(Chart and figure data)

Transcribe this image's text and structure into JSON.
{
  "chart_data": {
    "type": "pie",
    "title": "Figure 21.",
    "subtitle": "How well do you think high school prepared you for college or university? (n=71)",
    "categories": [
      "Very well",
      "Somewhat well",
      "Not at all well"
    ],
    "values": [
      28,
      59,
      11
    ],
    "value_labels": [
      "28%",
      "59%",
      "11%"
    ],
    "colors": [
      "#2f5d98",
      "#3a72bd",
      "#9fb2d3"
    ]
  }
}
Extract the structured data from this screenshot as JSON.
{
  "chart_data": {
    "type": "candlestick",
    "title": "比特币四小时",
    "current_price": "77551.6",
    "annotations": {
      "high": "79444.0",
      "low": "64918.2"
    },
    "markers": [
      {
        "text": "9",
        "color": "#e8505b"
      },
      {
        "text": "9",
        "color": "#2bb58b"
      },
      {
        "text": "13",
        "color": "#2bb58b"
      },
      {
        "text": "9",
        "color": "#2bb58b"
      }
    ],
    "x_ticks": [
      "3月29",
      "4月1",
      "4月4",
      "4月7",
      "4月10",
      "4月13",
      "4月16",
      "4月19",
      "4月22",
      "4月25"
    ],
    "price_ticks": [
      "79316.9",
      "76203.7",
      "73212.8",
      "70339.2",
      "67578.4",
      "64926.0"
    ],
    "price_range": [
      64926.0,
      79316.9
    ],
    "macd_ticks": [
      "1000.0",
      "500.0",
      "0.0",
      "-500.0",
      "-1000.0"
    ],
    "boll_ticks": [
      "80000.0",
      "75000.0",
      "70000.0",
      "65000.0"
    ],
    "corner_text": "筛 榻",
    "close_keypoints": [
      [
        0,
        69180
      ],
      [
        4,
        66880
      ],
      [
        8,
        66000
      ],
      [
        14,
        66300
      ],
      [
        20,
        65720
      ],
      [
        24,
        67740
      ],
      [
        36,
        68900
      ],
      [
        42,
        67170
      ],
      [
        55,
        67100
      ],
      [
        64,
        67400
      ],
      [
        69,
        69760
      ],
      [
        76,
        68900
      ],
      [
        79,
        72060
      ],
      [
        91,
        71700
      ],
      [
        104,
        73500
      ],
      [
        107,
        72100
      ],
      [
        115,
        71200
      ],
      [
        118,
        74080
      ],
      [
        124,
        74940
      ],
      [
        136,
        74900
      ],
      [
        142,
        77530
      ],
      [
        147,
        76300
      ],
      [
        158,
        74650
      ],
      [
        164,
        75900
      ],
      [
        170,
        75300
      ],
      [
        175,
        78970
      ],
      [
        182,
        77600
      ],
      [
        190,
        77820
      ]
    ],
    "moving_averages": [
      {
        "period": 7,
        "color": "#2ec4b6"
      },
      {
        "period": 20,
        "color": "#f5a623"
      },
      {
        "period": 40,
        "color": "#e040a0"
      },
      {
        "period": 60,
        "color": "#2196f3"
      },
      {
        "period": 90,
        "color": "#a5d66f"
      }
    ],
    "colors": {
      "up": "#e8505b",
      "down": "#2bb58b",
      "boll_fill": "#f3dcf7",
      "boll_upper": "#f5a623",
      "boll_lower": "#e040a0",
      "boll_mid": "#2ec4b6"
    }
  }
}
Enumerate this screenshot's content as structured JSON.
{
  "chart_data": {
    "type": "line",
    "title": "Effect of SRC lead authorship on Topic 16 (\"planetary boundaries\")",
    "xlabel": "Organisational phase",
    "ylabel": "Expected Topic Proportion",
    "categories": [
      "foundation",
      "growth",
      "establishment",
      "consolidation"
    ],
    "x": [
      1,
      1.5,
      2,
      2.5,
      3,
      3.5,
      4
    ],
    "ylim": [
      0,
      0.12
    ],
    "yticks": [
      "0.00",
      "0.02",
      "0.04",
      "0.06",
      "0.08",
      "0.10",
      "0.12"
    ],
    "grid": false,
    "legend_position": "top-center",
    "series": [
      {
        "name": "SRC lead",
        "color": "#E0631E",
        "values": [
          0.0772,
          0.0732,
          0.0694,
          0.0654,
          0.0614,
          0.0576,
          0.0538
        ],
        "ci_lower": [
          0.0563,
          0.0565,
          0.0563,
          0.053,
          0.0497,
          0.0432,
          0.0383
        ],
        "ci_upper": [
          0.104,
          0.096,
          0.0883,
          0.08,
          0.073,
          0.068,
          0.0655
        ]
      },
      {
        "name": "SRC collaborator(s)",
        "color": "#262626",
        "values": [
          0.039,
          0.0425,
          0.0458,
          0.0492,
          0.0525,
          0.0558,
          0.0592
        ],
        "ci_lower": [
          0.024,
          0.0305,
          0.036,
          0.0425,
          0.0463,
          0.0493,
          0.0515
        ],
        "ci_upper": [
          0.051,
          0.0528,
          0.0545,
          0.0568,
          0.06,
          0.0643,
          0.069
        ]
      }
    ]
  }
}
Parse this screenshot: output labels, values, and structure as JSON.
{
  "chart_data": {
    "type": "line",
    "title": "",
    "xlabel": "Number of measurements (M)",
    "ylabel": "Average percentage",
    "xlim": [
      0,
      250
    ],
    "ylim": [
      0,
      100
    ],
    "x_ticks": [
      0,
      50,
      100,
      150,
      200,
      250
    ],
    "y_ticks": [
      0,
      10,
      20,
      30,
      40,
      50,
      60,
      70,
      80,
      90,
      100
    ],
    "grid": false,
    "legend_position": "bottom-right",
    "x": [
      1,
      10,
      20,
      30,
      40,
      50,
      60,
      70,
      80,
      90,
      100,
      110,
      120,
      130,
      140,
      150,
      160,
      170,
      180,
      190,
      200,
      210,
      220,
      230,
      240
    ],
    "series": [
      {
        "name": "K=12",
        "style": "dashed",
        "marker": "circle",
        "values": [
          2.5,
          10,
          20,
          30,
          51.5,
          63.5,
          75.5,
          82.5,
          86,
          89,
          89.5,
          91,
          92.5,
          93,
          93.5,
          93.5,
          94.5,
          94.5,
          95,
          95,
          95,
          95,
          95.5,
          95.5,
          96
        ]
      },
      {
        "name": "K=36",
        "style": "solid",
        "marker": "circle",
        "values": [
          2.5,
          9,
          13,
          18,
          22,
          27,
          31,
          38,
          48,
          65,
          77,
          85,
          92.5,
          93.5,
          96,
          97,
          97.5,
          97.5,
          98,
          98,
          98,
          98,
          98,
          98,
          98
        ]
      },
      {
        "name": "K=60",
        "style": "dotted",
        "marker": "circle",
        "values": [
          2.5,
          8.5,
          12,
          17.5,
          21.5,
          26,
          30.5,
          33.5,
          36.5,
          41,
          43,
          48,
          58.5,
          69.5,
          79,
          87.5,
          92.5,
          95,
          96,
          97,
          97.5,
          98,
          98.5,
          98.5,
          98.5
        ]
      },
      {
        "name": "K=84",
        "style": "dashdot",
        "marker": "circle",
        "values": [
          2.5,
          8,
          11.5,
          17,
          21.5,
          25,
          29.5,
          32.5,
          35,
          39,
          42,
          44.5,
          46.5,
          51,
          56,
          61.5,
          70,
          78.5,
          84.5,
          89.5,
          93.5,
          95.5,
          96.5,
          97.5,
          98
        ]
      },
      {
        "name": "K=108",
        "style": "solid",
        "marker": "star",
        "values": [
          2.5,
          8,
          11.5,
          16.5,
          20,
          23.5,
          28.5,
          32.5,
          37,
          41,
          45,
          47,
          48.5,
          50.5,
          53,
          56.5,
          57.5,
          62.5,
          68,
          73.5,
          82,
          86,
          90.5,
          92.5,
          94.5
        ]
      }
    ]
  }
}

Aim of the exercise: Extract all of the data shown above and repeat it verbatim.

Exercise solution:
Transcribe this image's text and structure into JSON.
{
  "chart_data": {
    "type": "pie",
    "title": "Figure 21.",
    "subtitle": "How well do you think high school prepared you for college or university? (n=71)",
    "categories": [
      "Very well",
      "Somewhat well",
      "Not at all well"
    ],
    "values": [
      28,
      59,
      11
    ],
    "value_labels": [
      "28%",
      "59%",
      "11%"
    ],
    "colors": [
      "#2f5d98",
      "#3a72bd",
      "#9fb2d3"
    ]
  }
}
Extract the structured data from this screenshot as JSON.
{
  "chart_data": {
    "type": "candlestick",
    "title": "比特币四小时",
    "current_price": "77551.6",
    "annotations": {
      "high": "79444.0",
      "low": "64918.2"
    },
    "markers": [
      {
        "text": "9",
        "color": "#e8505b"
      },
      {
        "text": "9",
        "color": "#2bb58b"
      },
      {
        "text": "13",
        "color": "#2bb58b"
      },
      {
        "text": "9",
        "color": "#2bb58b"
      }
    ],
    "x_ticks": [
      "3月29",
      "4月1",
      "4月4",
      "4月7",
      "4月10",
      "4月13",
      "4月16",
      "4月19",
      "4月22",
      "4月25"
    ],
    "price_ticks": [
      "79316.9",
      "76203.7",
      "73212.8",
      "70339.2",
      "67578.4",
      "64926.0"
    ],
    "price_range": [
      64926.0,
      79316.9
    ],
    "macd_ticks": [
      "1000.0",
      "500.0",
      "0.0",
      "-500.0",
      "-1000.0"
    ],
    "boll_ticks": [
      "80000.0",
      "75000.0",
      "70000.0",
      "65000.0"
    ],
    "corner_text": "筛 榻",
    "close_keypoints": [
      [
        0,
        69180
      ],
      [
        4,
        66880
      ],
      [
        8,
        66000
      ],
      [
        14,
        66300
      ],
      [
        20,
        65720
      ],
      [
        24,
        67740
      ],
      [
        36,
        68900
      ],
      [
        42,
        67170
      ],
      [
        55,
        67100
      ],
      [
        64,
        67400
      ],
      [
        69,
        69760
      ],
      [
        76,
        68900
      ],
      [
        79,
        72060
      ],
      [
        91,
        71700
      ],
      [
        104,
        73500
      ],
      [
        107,
        72100
      ],
      [
        115,
        71200
      ],
      [
        118,
        74080
      ],
      [
        124,
        74940
      ],
      [
        136,
        74900
      ],
      [
        142,
        77530
      ],
      [
        147,
        76300
      ],
      [
        158,
        74650
      ],
      [
        164,
        75900
      ],
      [
        170,
        75300
      ],
      [
        175,
        78970
      ],
      [
        182,
        77600
      ],
      [
        190,
        77820
      ]
    ],
    "moving_averages": [
      {
        "period": 7,
        "color": "#2ec4b6"
      },
      {
        "period": 20,
        "color": "#f5a623"
      },
      {
        "period": 40,
        "color": "#e040a0"
      },
      {
        "period": 60,
        "color": "#2196f3"
      },
      {
        "period": 90,
        "color": "#a5d66f"
      }
    ],
    "colors": {
      "up": "#e8505b",
      "down": "#2bb58b",
      "boll_fill": "#f3dcf7",
      "boll_upper": "#f5a623",
      "boll_lower": "#e040a0",
      "boll_mid": "#2ec4b6"
    }
  }
}
Enumerate this screenshot's content as structured JSON.
{
  "chart_data": {
    "type": "line",
    "title": "Effect of SRC lead authorship on Topic 16 (\"planetary boundaries\")",
    "xlabel": "Organisational phase",
    "ylabel": "Expected Topic Proportion",
    "categories": [
      "foundation",
      "growth",
      "establishment",
      "consolidation"
    ],
    "x": [
      1,
      1.5,
      2,
      2.5,
      3,
      3.5,
      4
    ],
    "ylim": [
      0,
      0.12
    ],
    "yticks": [
      "0.00",
      "0.02",
      "0.04",
      "0.06",
      "0.08",
      "0.10",
      "0.12"
    ],
    "grid": false,
    "legend_position": "top-center",
    "series": [
      {
        "name": "SRC lead",
        "color": "#E0631E",
        "values": [
          0.0772,
          0.0732,
          0.0694,
          0.0654,
          0.0614,
          0.0576,
          0.0538
        ],
        "ci_lower": [
          0.0563,
          0.0565,
          0.0563,
          0.053,
          0.0497,
          0.0432,
          0.0383
        ],
        "ci_upper": [
          0.104,
          0.096,
          0.0883,
          0.08,
          0.073,
          0.068,
          0.0655
        ]
      },
      {
        "name": "SRC collaborator(s)",
        "color": "#262626",
        "values": [
          0.039,
          0.0425,
          0.0458,
          0.0492,
          0.0525,
          0.0558,
          0.0592
        ],
        "ci_lower": [
          0.024,
          0.0305,
          0.036,
          0.0425,
          0.0463,
          0.0493,
          0.0515
        ],
        "ci_upper": [
          0.051,
          0.0528,
          0.0545,
          0.0568,
          0.06,
          0.0643,
          0.069
        ]
      }
    ]
  }
}
Parse this screenshot: output labels, values, and structure as JSON.
{
  "chart_data": {
    "type": "line",
    "title": "",
    "xlabel": "Number of measurements (M)",
    "ylabel": "Average percentage",
    "xlim": [
      0,
      250
    ],
    "ylim": [
      0,
      100
    ],
    "x_ticks": [
      0,
      50,
      100,
      150,
      200,
      250
    ],
    "y_ticks": [
      0,
      10,
      20,
      30,
      40,
      50,
      60,
      70,
      80,
      90,
      100
    ],
    "grid": false,
    "legend_position": "bottom-right",
    "x": [
      1,
      10,
      20,
      30,
      40,
      50,
      60,
      70,
      80,
      90,
      100,
      110,
      120,
      130,
      140,
      150,
      160,
      170,
      180,
      190,
      200,
      210,
      220,
      230,
      240
    ],
    "series": [
      {
        "name": "K=12",
        "style": "dashed",
        "marker": "circle",
        "values": [
          2.5,
          10,
          20,
          30,
          51.5,
          63.5,
          75.5,
          82.5,
          86,
          89,
          89.5,
          91,
          92.5,
          93,
          93.5,
          93.5,
          94.5,
          94.5,
          95,
          95,
          95,
          95,
          95.5,
          95.5,
          96
        ]
      },
      {
        "name": "K=36",
        "style": "solid",
        "marker": "circle",
        "values": [
          2.5,
          9,
          13,
          18,
          22,
          27,
          31,
          38,
          48,
          65,
          77,
          85,
          92.5,
          93.5,
          96,
          97,
          97.5,
          97.5,
          98,
          98,
          98,
          98,
          98,
          98,
          98
        ]
      },
      {
        "name": "K=60",
        "style": "dotted",
        "marker": "circle",
        "values": [
          2.5,
          8.5,
          12,
          17.5,
          21.5,
          26,
          30.5,
          33.5,
          36.5,
          41,
          43,
          48,
          58.5,
          69.5,
          79,
          87.5,
          92.5,
          95,
          96,
          97,
          97.5,
          98,
          98.5,
          98.5,
          98.5
        ]
      },
      {
        "name": "K=84",
        "style": "dashdot",
        "marker": "circle",
        "values": [
          2.5,
          8,
          11.5,
          17,
          21.5,
          25,
          29.5,
          32.5,
          35,
          39,
          42,
          44.5,
          46.5,
          51,
          56,
          61.5,
          70,
          78.5,
          84.5,
          89.5,
          93.5,
          95.5,
          96.5,
          97.5,
          98
        ]
      },
      {
        "name": "K=108",
        "style": "solid",
        "marker": "star",
        "values": [
          2.5,
          8,
          11.5,
          16.5,
          20,
          23.5,
          28.5,
          32.5,
          37,
          41,
          45,
          47,
          48.5,
          50.5,
          53,
          56.5,
          57.5,
          62.5,
          68,
          73.5,
          82,
          86,
          90.5,
          92.5,
          94.5
        ]
      }
    ]
  }
}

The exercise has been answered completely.